Can you find the lines of the listing that include "calculation" and copy every one?
--- begin ---
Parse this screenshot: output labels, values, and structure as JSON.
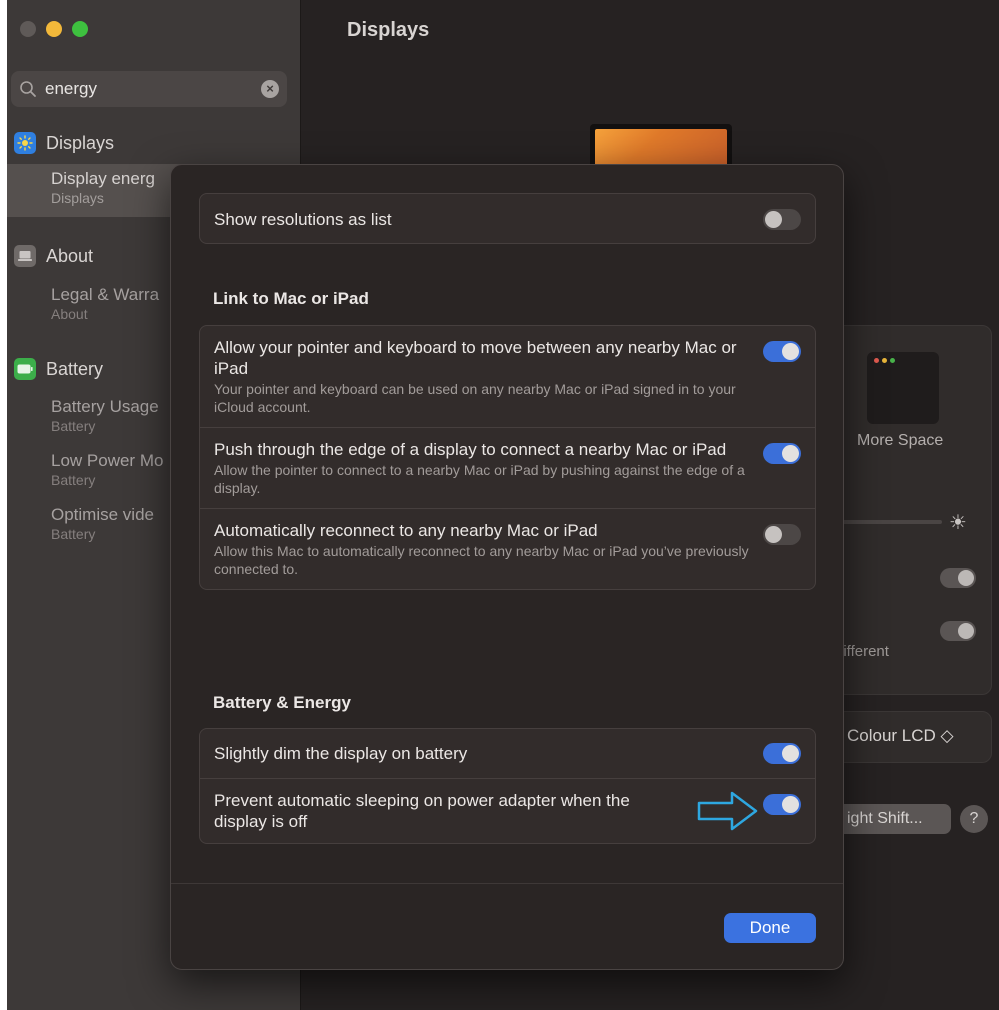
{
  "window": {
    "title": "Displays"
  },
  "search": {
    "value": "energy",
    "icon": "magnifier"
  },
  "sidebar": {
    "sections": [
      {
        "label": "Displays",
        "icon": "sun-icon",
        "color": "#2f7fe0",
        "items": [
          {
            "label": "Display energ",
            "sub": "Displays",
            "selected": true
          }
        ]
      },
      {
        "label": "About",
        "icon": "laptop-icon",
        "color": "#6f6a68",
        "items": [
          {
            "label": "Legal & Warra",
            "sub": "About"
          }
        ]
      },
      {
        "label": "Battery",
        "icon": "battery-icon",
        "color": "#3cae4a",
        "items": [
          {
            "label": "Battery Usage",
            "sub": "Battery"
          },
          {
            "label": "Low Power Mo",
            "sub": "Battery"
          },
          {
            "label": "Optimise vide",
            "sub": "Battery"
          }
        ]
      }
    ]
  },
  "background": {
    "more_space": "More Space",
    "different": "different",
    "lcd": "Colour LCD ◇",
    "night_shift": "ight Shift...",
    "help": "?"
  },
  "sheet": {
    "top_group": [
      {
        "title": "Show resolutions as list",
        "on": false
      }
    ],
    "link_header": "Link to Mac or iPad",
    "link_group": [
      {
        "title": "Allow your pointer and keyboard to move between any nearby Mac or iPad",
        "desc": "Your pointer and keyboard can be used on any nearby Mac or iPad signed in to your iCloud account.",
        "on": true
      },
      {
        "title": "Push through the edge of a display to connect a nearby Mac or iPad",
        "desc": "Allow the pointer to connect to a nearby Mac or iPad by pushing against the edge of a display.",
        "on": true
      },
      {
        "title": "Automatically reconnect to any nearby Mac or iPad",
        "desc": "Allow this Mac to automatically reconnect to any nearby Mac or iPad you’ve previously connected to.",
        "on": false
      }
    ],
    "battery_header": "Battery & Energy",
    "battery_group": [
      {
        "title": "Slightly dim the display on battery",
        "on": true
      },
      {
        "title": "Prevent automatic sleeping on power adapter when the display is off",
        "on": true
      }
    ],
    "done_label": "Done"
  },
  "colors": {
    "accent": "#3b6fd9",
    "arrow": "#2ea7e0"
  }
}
--- end ---
--- begin ---
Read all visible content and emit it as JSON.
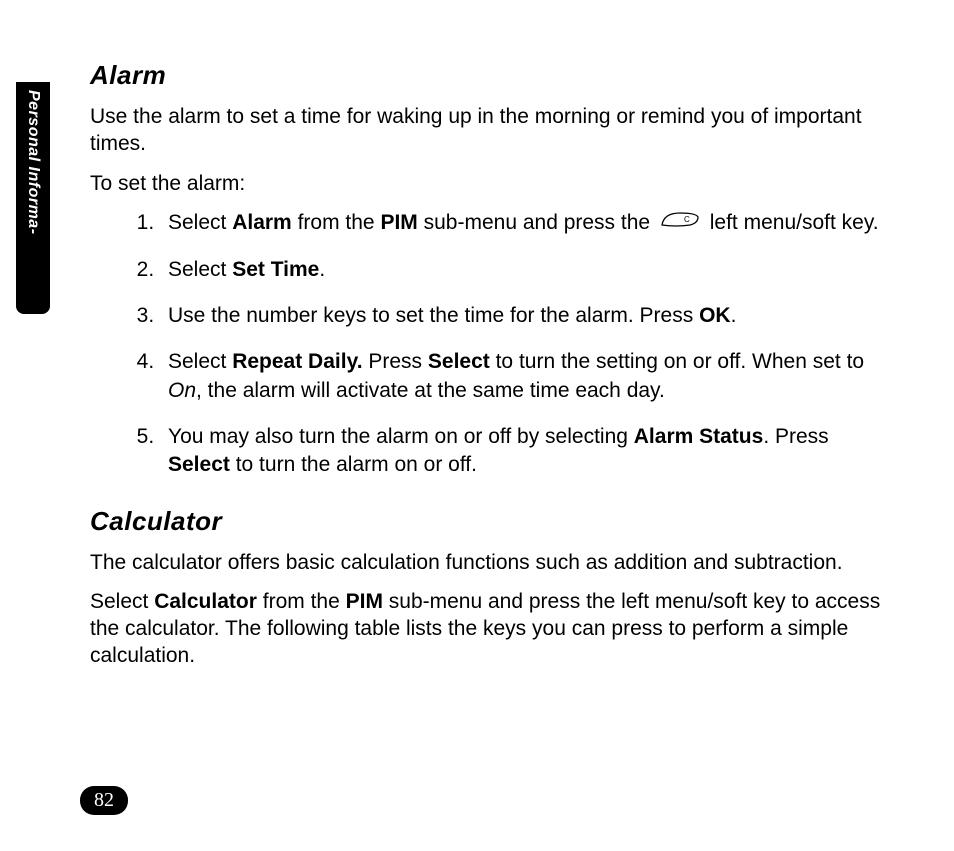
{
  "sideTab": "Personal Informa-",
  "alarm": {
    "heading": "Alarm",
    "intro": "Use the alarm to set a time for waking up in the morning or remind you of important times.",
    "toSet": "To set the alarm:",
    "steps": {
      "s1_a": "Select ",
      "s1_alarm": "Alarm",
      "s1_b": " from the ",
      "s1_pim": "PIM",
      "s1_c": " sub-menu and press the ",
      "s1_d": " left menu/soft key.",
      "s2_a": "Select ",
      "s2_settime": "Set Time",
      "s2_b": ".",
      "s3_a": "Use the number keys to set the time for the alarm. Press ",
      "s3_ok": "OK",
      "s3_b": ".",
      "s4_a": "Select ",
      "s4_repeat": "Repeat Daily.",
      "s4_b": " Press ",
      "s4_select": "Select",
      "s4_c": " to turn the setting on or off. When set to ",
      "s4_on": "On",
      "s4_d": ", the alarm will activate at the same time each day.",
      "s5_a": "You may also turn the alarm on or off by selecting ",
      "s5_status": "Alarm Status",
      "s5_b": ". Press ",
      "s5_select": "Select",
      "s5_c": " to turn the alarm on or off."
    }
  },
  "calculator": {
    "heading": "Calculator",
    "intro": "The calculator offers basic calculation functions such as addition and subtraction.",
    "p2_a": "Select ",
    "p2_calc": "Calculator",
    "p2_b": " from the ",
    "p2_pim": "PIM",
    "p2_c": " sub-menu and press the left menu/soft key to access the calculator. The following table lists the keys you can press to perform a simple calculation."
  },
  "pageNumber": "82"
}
--- end ---
RESPONSE ▸
    "intro": "The calculator offers basic calculation functions such as addition and subtraction.",
    "p2_c": " sub-menu and press the left menu/soft key to access the calculator. The following table lists the keys you can press to perform a simple calculation."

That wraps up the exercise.